Objective ▸ The data below must be copied in full and without any change.

-- begin Listing --

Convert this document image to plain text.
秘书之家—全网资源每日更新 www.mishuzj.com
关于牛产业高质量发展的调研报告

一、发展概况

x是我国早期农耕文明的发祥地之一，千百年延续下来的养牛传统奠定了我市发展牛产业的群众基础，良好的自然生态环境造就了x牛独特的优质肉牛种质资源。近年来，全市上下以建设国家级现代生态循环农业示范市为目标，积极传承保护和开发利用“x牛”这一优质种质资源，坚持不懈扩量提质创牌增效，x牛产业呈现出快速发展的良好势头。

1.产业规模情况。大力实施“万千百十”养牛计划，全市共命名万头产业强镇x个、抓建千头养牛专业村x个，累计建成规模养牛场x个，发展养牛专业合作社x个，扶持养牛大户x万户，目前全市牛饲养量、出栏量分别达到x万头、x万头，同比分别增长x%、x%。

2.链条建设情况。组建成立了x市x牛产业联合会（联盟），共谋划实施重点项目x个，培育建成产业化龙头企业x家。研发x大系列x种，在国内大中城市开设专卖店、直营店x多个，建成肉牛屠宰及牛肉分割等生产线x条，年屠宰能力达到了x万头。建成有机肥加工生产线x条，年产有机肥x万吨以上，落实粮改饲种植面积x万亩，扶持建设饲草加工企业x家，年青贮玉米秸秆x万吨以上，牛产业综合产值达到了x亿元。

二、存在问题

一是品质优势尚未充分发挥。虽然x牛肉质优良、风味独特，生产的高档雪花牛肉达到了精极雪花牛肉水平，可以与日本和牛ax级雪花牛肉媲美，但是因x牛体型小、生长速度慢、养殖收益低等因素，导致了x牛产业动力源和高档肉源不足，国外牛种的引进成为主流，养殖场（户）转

-- end Listing --

Correct answer ▸
Convert this document image to plain text.
秘书之家—全网资源每日更新 www.mishuzj.com
关于牛产业高质量发展的调研报告

一、发展概况

x是我国早期农耕文明的发祥地之一，千百年延续下来的养牛传统奠定了我市发展牛产业的群众基础，良好的自然生态环境造就了x牛独特的优质肉牛种质资源。近年来，全市上下以建设国家级现代生态循环农业示范市为目标，积极传承保护和开发利用“x牛”这一优质种质资源，坚持不懈扩量提质创牌增效，x牛产业呈现出快速发展的良好势头。

1.产业规模情况。大力实施“万千百十”养牛计划，全市共命名万头产业强镇x个、抓建千头养牛专业村x个，累计建成规模养牛场x个，发展养牛专业合作社x个，扶持养牛大户x万户，目前全市牛饲养量、出栏量分别达到x万头、x万头，同比分别增长x%、x%。

2.链条建设情况。组建成立了x市x牛产业联合会（联盟），共谋划实施重点项目x个，培育建成产业化龙头企业x家。研发x大系列x种，在国内大中城市开设专卖店、直营店x多个，建成肉牛屠宰及牛肉分割等生产线x条，年屠宰能力达到了x万头。建成有机肥加工生产线x条，年产有机肥x万吨以上，落实粮改饲种植面积x万亩，扶持建设饲草加工企业x家，年青贮玉米秸秆x万吨以上，牛产业综合产值达到了x亿元。

二、存在问题

一是品质优势尚未充分发挥。虽然x牛肉质优良、风味独特，生产的高档雪花牛肉达到了精极雪花牛肉水平，可以与日本和牛ax级雪花牛肉媲美，但是因x牛体型小、生长速度慢、养殖收益低等因素，导致了x牛产业动力源和高档肉源不足，国外牛种的引进成为主流，养殖场（户）转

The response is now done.